Please set down the steel powder patent text from "Description" to "diffusion bonded powder.", word for word.

* SOURCE PASSAGE *
- - - -
CA2710513A1

CA2710513A1 - Low alloyed steel powder

Info

Publication number: CA2710513A1
Application number: CA2710513A
Authority: CA
Inventors: Ola Litstrom; Sven Bengtsson; Robert Frykholm; Ola Bergman
Original assignee: Individual
Current assignee: Hoganas AB
Priority date: 2007-12-27
Filing date: 2008-12-18
Publication date: 2009-07-09
Also published as: RU2482208C2; JP2011508091A; JP2015108195A; RU2010131156A; TWI441927B; TW200942626A; WO2009085001A1; CN101925683A; KR20100108407A; BRPI0821850A2; EP2231891A1; EP2231891A4; CN104711485A; US20100316521A1

Abstract

A water atomised prealloyed iron-based steel powder which comprises by weight-%: 0.4-2.0 Cr, 0.1-0.8 Mn, less than 0.1 V, less than 0.1 Mo, less than 0.1 Ni, less than 0.2 Cu, less than 0.1 C, less than 0.25 0, less than 0.5 of unavoidable impurities, and the balance being iron.

Description

LOW ALLOYED STEEL POWDER

FIELD OF THE INVENTION
The present invention concerns a low alloyed iron-based powder, a powder composition containing the powder and other additives, and a component made by compaction and sintering of the iron-base powder composition containing the new low alloyed steel powder. The mechanical properties of the component made from the invented powder are comparable with the mechanical properties of a component made from a more highly alloyed, and more expensive diffusion bonded powder.
BACKGROUND OF THE INVENTION
In industries the use of metal products manufacturing by compaction and sintering metal powder compositions is becoming increasingly widespread. A number of different products of varying shape and thickness are being produced and the quality requirements are continuously raised at the same time as it is desired to reduce the cost.
- - - -
* SUPPLIED INFORMATION *
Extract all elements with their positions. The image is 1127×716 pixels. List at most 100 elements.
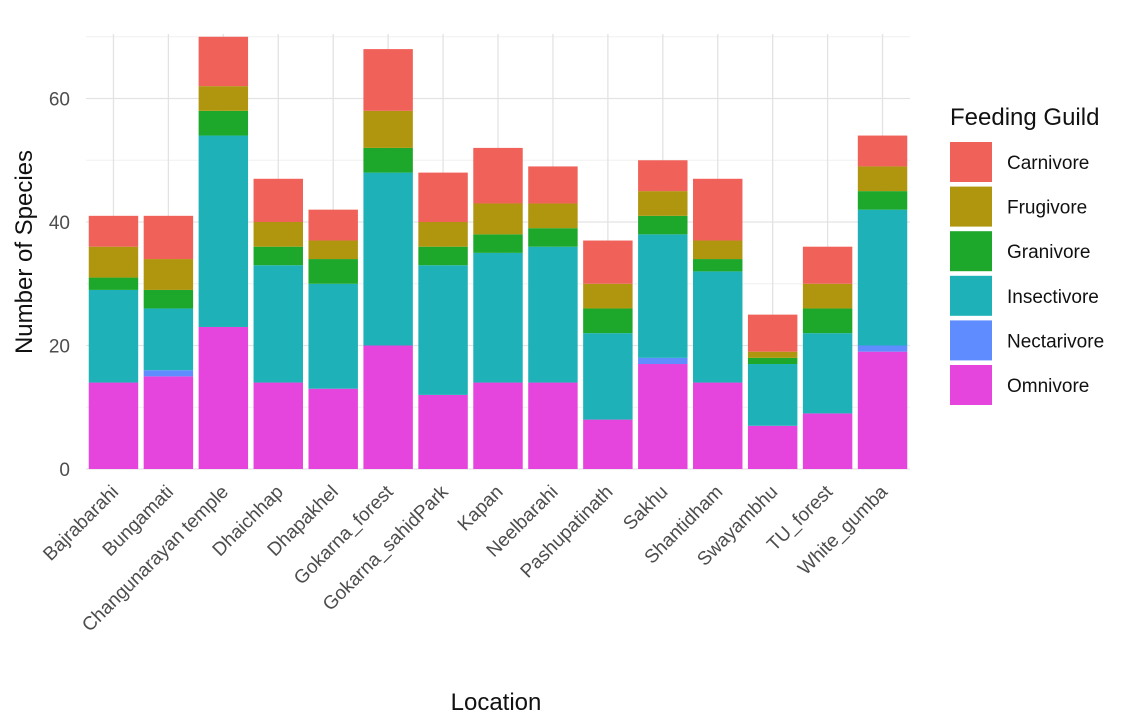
- - - -
* TASK SOLUTION *
Description

LOW ALLOYED STEEL POWDER

FIELD OF THE INVENTION
The present invention concerns a low alloyed iron-based powder, a powder composition containing the powder and other additives, and a component made by compaction and sintering of the iron-base powder composition containing the new low alloyed steel powder. The mechanical properties of the component made from the invented powder are comparable with the mechanical properties of a component made from a more highly alloyed, and more expensive diffusion bonded powder.